→ Given data
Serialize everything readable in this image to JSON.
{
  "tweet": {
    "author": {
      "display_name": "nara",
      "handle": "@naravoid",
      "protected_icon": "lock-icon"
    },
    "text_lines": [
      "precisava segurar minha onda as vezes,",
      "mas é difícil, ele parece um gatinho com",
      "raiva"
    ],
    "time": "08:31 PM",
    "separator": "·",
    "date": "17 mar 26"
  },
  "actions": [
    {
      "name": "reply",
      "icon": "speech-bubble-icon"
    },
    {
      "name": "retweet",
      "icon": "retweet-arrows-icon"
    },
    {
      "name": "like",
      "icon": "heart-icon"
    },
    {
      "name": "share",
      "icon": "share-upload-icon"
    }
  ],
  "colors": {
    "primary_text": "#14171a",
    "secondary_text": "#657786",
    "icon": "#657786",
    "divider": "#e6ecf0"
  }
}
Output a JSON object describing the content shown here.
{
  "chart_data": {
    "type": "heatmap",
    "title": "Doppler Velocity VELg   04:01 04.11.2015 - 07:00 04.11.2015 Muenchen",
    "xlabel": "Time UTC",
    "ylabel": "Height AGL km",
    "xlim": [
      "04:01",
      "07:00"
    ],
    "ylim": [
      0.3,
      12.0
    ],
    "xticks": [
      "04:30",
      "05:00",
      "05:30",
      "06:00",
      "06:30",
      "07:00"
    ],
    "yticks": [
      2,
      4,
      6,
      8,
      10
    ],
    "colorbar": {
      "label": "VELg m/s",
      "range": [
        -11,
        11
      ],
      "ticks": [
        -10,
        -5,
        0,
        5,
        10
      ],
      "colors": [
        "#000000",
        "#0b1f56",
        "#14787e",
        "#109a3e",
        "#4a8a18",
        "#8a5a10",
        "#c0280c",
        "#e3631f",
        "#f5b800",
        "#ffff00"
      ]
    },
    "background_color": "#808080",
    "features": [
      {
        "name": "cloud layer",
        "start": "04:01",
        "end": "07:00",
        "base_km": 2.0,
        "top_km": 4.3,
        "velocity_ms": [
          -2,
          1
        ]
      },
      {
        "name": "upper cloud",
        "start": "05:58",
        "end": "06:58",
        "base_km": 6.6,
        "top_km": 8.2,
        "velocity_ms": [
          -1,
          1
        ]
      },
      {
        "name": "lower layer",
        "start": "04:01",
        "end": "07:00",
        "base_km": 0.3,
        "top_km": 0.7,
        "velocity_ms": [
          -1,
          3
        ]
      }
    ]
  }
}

→ Instructions to follow
Of the lines above, copy each that contains "VELg".

→ Right answer
    "title": "Doppler Velocity VELg   04:01 04.11.2015 - 07:00 04.11.2015 Muenchen",
      "label": "VELg m/s",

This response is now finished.